start Given entries
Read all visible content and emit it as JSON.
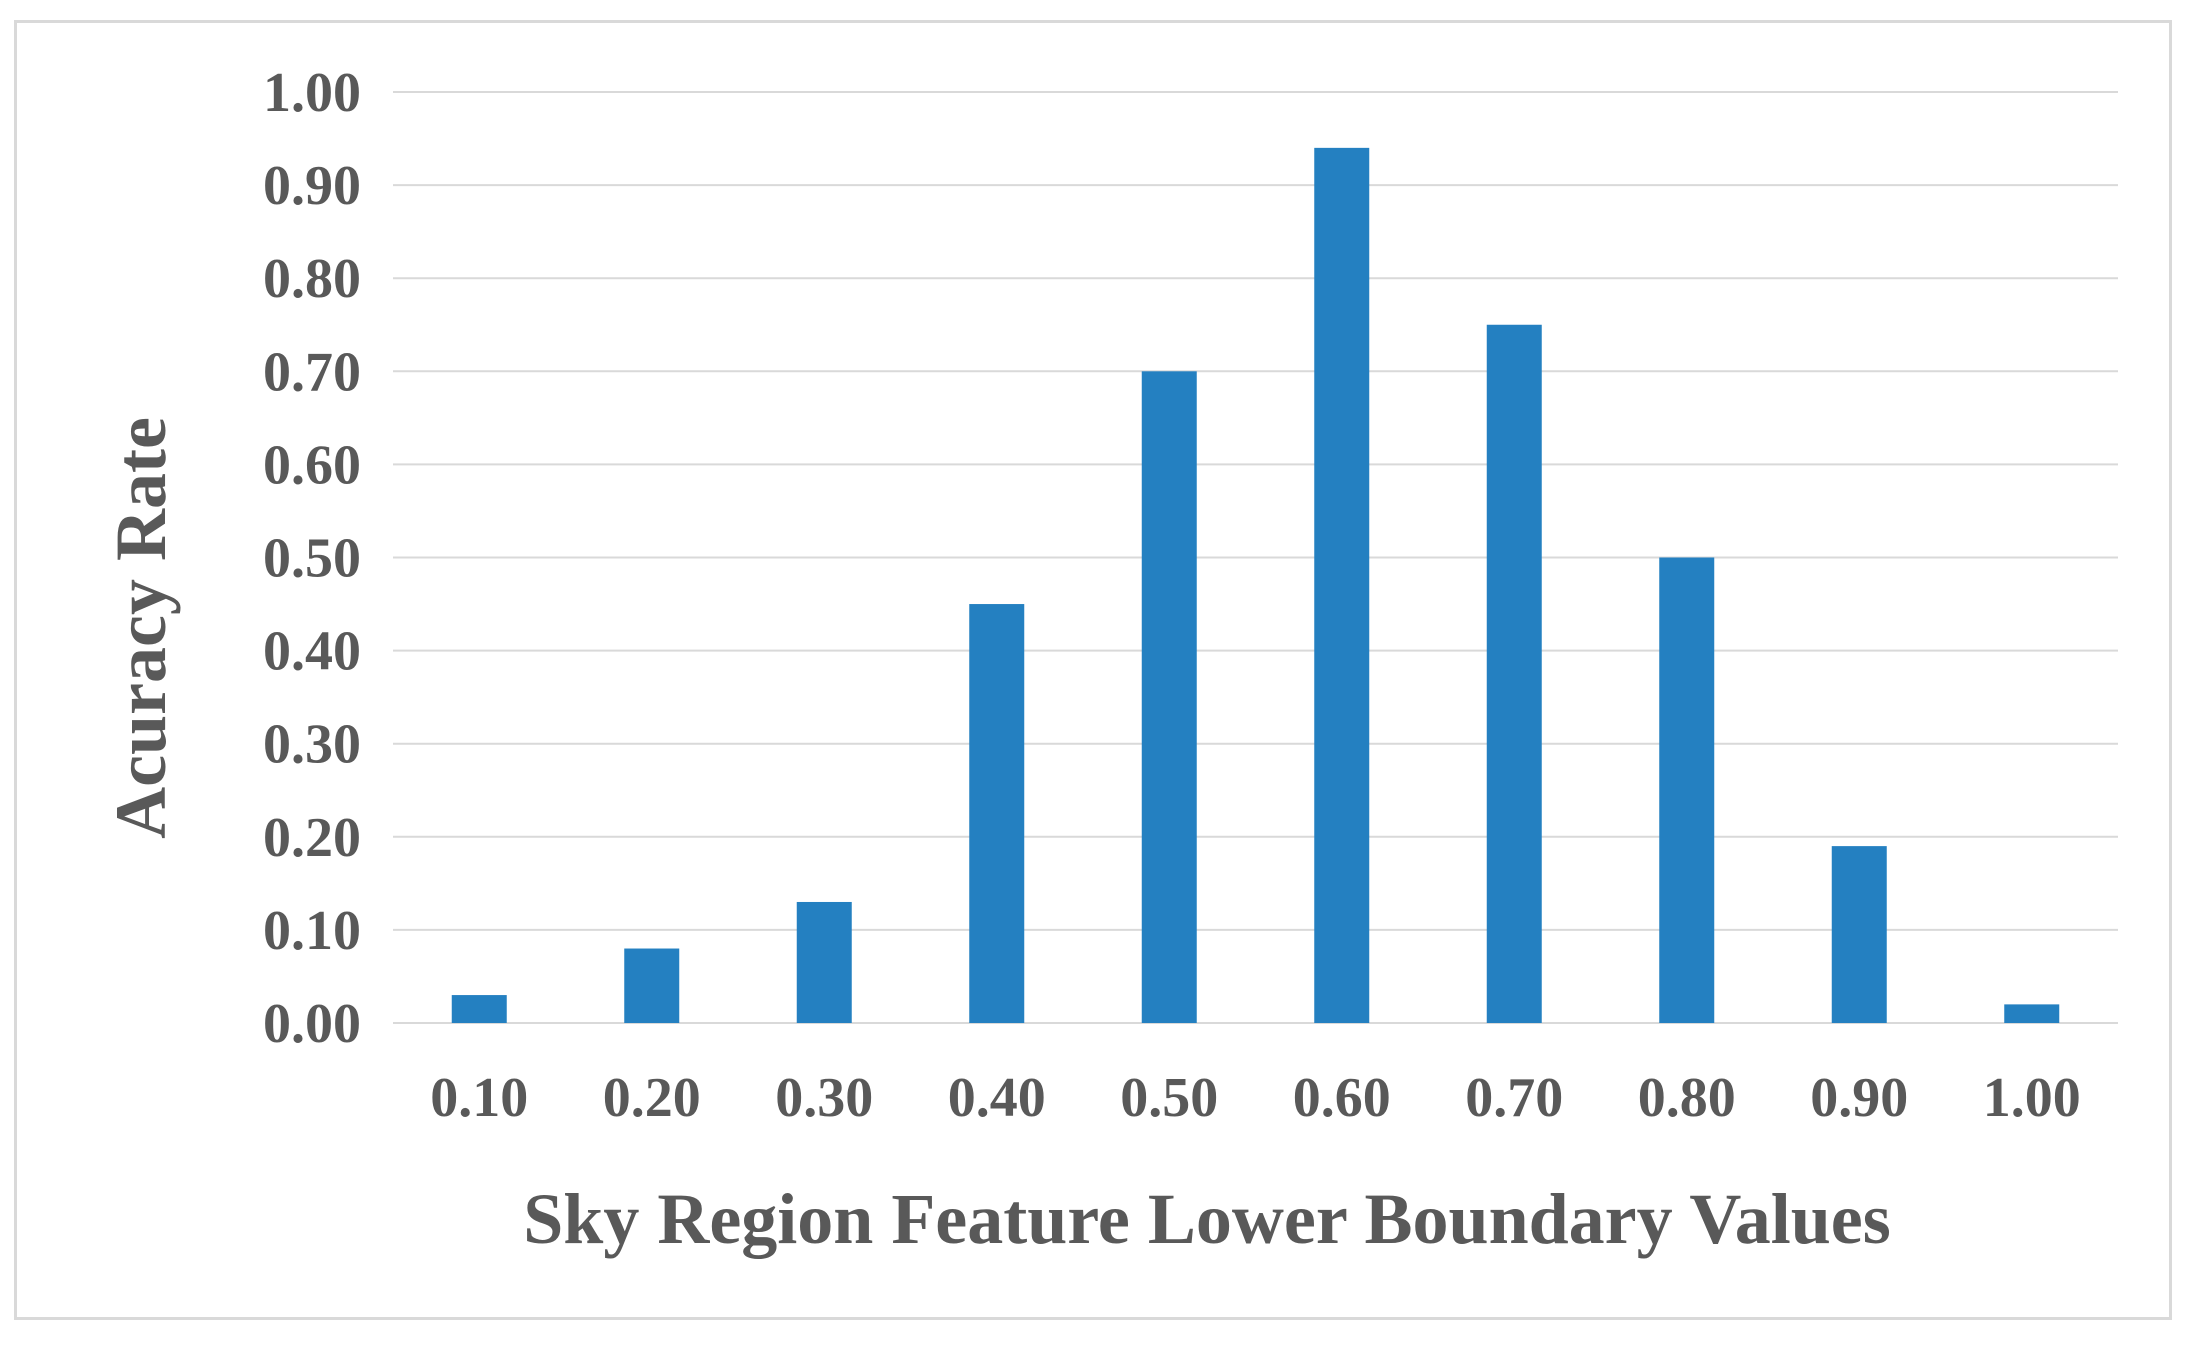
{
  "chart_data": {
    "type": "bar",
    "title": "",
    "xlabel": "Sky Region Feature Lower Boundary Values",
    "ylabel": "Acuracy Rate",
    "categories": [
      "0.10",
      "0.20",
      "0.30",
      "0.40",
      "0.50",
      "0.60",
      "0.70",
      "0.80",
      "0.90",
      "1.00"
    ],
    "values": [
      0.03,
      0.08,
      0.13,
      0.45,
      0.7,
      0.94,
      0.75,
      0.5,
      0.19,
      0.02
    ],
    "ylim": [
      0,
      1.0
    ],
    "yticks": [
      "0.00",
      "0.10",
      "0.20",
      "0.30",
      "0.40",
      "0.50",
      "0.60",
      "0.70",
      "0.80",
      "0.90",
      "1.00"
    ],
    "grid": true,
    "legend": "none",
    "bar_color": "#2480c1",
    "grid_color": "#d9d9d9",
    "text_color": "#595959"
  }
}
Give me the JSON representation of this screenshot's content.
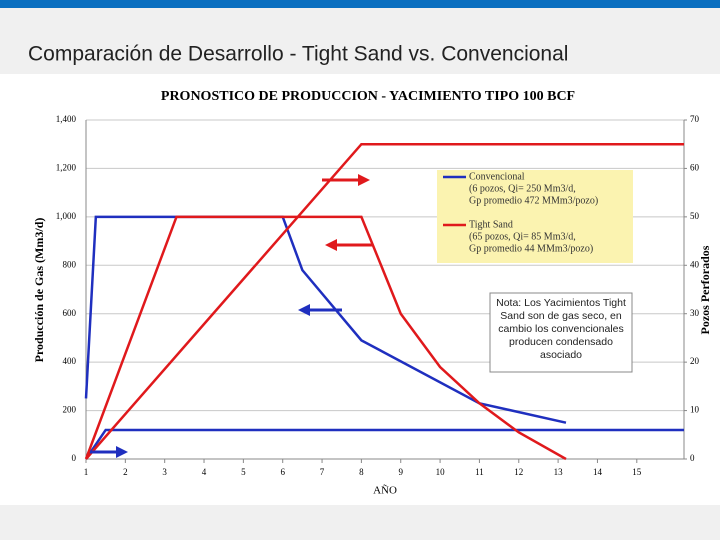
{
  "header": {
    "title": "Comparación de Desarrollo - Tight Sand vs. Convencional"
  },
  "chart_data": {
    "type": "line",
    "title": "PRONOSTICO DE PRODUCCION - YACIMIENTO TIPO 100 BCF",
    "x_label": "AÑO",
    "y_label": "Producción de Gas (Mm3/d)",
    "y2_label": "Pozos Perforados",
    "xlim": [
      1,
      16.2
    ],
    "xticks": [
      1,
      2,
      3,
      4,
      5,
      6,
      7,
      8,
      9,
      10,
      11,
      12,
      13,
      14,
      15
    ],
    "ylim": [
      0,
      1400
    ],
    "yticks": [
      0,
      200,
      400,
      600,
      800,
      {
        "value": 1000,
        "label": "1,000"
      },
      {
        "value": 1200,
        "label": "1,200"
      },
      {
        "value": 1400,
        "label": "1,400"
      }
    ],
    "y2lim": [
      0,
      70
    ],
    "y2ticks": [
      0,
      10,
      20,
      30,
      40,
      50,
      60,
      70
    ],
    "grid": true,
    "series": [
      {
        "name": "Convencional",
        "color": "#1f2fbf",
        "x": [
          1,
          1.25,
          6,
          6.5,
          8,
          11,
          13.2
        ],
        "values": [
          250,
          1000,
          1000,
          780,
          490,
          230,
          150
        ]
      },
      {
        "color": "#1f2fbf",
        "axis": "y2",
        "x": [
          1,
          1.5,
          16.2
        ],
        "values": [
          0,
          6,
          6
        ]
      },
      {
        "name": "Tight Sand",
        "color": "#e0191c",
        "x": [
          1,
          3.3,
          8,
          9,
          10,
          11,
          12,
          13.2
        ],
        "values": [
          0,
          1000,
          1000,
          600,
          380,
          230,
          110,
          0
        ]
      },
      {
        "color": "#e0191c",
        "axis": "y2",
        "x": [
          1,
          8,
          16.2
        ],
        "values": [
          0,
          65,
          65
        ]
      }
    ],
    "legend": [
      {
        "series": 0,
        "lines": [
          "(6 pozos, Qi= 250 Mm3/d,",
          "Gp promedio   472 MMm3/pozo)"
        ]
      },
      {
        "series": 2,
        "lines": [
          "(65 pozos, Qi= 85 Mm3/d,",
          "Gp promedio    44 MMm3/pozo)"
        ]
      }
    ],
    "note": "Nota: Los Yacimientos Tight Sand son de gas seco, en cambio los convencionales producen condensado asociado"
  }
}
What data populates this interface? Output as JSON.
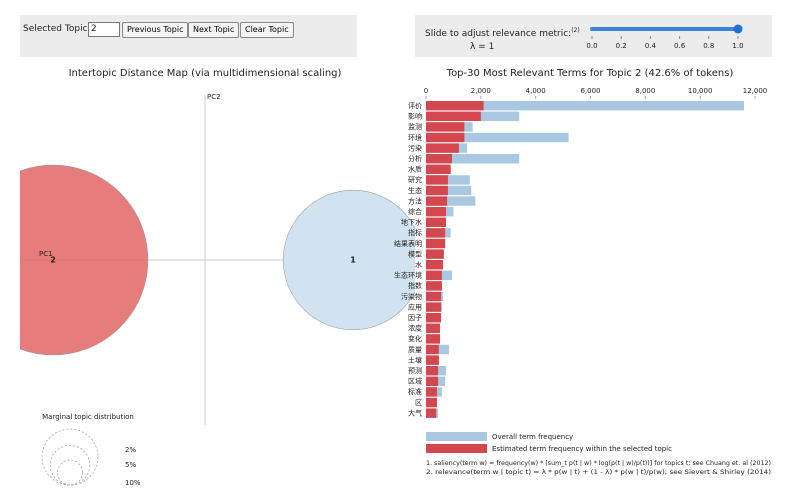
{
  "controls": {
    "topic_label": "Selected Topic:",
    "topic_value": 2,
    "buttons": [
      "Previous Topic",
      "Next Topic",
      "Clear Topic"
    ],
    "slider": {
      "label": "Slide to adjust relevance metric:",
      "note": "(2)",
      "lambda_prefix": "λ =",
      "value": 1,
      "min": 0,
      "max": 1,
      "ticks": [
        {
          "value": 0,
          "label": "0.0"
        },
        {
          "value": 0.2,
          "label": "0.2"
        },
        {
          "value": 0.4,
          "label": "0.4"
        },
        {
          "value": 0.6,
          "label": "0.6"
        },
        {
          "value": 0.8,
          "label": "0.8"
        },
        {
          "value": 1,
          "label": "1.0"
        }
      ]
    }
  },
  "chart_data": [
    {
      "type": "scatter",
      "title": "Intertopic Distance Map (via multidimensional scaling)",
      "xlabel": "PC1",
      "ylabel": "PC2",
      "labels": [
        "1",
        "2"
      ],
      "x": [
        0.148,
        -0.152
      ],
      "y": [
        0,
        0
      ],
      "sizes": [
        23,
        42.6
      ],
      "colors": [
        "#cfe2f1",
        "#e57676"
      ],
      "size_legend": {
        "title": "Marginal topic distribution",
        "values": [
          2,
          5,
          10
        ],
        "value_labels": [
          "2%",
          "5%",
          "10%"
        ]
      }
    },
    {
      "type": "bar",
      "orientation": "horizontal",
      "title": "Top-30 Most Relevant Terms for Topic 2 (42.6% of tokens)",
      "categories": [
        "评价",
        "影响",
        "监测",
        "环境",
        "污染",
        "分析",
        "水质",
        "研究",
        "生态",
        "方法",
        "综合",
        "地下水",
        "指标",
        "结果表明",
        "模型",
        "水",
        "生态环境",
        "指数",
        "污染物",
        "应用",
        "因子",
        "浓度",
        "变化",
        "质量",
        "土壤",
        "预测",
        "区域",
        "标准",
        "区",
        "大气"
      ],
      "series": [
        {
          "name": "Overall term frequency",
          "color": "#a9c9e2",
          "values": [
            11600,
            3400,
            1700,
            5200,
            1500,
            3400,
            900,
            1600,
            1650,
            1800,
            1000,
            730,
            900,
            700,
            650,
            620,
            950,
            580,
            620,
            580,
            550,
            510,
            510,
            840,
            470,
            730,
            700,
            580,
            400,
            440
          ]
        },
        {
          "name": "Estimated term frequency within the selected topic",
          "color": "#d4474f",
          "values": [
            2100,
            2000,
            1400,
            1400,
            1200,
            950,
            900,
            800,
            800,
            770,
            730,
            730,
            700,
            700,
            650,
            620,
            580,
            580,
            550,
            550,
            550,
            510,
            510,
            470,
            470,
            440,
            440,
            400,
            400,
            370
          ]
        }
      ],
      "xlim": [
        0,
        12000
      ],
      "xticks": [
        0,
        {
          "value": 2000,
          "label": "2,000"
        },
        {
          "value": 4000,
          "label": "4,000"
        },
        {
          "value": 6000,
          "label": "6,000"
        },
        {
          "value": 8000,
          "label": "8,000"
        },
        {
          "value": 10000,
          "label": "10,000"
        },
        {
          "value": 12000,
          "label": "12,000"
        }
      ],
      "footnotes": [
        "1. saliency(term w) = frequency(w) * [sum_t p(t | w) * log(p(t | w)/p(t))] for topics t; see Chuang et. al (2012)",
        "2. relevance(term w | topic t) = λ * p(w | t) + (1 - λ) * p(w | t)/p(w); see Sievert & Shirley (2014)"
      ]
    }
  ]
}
end Given entries
▶ [Directions]:
Pull out all lines containing the word "Tight" from the entries above.

▶ [Answer to the problem]:
    "title": "Comparación de Desarrollo - Tight Sand vs. Convencional"
        "name": "Tight Sand",
    "note": "Nota: Los Yacimientos Tight Sand son de gas seco, en cambio los convencionales producen condensado asociado"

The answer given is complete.